* Provided records
--

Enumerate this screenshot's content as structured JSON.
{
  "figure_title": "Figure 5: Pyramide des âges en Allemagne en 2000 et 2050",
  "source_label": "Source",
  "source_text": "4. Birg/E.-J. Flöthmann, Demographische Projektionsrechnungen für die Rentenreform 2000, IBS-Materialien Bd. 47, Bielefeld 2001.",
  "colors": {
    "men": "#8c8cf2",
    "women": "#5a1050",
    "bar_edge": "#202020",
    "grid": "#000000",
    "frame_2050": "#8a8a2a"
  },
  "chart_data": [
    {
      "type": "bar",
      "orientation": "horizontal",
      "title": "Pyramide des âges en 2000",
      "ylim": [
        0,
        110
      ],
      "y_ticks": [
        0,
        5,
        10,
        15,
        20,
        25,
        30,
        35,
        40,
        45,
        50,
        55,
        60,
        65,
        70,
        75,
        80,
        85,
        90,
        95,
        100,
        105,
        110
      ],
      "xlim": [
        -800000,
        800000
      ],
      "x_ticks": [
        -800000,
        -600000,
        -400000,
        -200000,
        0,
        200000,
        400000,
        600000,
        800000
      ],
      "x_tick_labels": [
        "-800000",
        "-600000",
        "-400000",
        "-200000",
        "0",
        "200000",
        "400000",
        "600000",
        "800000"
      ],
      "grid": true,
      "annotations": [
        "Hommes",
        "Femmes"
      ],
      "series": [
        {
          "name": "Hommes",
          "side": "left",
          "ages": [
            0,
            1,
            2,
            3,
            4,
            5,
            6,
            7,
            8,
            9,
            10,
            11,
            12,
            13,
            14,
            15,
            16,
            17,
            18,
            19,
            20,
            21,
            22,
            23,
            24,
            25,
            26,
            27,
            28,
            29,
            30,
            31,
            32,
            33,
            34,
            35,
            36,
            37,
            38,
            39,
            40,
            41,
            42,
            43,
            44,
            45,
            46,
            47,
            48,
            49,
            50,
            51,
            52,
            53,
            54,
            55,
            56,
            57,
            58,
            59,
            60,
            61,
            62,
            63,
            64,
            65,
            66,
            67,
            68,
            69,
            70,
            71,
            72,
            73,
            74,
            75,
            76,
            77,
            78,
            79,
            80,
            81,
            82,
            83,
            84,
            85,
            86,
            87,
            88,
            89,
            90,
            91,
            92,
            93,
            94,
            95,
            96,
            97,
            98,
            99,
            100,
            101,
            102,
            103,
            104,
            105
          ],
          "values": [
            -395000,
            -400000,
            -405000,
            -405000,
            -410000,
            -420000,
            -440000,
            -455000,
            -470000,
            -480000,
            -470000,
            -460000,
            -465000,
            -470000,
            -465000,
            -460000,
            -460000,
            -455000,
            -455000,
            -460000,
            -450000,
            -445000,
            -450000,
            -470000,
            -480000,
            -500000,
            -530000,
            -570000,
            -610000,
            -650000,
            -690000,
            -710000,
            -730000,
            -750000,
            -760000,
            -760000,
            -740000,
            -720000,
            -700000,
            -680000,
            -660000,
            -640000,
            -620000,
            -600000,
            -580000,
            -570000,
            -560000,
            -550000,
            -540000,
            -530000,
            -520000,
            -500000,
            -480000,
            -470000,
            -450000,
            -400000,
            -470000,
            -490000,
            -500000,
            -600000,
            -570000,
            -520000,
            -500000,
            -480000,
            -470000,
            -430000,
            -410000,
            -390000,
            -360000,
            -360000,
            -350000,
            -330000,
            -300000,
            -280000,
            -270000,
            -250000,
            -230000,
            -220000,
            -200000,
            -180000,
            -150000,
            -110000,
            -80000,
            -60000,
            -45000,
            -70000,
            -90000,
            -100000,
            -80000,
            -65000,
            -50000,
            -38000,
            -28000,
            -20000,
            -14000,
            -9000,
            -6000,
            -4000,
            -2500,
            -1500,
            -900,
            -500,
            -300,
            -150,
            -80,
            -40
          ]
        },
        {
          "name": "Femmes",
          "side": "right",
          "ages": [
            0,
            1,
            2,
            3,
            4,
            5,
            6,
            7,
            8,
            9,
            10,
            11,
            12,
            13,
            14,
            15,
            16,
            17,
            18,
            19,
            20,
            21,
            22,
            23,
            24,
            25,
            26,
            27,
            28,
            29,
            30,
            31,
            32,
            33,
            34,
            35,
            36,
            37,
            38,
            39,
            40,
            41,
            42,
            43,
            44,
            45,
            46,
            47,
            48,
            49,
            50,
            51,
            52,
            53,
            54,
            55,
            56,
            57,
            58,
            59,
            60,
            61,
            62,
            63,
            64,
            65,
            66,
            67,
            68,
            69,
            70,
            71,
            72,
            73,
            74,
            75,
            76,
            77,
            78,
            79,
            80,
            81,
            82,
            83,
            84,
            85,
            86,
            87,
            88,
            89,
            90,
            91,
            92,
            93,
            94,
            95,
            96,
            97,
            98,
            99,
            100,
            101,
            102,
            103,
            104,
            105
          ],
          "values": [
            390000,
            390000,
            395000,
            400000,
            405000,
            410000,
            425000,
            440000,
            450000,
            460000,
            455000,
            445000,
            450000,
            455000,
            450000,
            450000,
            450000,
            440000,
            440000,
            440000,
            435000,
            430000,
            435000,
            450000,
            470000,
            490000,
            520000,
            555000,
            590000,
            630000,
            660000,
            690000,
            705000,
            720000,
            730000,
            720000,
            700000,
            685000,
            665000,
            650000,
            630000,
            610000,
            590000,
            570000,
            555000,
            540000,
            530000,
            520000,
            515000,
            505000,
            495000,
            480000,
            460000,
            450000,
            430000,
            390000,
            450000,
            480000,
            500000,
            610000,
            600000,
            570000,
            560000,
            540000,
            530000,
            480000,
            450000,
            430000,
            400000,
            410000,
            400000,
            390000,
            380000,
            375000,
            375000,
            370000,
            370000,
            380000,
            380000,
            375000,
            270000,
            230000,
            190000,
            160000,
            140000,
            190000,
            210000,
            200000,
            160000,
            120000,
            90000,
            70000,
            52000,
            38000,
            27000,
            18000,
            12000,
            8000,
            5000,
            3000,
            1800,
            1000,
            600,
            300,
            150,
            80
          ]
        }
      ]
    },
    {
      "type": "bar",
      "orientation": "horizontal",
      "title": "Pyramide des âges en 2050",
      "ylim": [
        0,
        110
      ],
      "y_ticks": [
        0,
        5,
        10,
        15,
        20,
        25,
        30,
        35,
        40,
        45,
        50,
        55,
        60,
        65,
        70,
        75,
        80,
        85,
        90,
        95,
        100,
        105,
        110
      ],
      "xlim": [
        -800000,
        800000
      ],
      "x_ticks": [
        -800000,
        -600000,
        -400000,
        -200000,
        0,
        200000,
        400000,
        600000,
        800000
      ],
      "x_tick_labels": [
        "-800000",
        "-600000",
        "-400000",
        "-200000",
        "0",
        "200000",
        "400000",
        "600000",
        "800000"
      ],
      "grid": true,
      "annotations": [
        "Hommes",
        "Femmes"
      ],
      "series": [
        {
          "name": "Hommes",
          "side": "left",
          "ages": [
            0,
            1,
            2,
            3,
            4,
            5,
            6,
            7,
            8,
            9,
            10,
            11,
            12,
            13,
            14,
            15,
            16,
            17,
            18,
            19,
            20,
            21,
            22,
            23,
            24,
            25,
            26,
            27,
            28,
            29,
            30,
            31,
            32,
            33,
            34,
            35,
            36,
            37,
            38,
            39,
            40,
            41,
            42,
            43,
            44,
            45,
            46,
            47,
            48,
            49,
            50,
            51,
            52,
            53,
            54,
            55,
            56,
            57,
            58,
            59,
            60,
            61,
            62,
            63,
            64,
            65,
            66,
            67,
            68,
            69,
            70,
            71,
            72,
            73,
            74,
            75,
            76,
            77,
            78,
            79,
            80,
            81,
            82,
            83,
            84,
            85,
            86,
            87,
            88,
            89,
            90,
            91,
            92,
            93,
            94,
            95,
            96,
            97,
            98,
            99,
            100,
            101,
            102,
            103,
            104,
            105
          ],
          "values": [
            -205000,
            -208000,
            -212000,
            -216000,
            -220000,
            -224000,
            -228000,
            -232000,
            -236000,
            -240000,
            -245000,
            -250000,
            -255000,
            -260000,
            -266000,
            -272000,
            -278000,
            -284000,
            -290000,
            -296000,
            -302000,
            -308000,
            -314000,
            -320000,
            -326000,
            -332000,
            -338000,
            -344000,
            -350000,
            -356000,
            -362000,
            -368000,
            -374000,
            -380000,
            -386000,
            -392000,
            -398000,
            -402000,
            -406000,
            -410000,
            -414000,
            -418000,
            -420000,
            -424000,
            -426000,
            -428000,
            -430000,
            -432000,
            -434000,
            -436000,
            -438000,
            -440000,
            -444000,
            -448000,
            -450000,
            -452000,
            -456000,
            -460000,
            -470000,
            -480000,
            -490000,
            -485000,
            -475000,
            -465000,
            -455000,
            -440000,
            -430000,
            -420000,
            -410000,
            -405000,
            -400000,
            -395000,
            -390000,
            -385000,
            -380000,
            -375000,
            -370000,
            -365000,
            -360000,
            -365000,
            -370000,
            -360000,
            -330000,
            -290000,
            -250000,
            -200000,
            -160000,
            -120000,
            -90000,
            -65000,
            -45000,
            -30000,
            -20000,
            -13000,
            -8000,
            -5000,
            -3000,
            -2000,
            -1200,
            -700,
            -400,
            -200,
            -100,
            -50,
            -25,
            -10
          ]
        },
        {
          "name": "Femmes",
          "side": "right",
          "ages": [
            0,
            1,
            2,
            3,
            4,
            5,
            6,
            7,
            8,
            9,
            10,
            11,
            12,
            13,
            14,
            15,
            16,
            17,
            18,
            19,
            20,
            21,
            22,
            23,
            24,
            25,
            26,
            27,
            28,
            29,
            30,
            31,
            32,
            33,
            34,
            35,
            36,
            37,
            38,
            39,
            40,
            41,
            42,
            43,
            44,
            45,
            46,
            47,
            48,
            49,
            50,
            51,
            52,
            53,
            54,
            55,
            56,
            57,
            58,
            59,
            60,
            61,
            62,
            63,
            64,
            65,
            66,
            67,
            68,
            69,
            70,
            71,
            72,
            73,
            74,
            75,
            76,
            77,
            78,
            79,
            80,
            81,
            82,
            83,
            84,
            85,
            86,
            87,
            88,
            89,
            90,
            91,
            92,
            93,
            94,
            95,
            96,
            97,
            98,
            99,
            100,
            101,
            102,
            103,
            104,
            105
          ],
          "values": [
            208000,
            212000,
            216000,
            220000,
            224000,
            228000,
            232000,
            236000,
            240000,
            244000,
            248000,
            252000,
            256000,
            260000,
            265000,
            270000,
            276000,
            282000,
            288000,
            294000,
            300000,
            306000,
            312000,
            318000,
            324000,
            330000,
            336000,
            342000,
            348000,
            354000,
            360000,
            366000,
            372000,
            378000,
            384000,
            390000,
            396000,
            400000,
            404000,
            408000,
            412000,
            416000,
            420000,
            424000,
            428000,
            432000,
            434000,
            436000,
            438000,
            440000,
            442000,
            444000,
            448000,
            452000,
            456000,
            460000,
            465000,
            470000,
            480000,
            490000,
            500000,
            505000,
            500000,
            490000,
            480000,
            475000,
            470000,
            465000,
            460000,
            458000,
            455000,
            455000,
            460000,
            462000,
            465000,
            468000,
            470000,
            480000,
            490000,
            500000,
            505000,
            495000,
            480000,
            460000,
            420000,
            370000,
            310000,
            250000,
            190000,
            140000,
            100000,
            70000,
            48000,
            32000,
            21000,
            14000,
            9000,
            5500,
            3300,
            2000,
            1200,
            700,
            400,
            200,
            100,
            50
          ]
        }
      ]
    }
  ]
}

--

* Work to complete
Return each line that includes "Pyramide".

* Solution to this exercise
  "figure_title": "Figure 5: Pyramide des âges en Allemagne en 2000 et 2050",
      "title": "Pyramide des âges en 2000",
      "title": "Pyramide des âges en 2050",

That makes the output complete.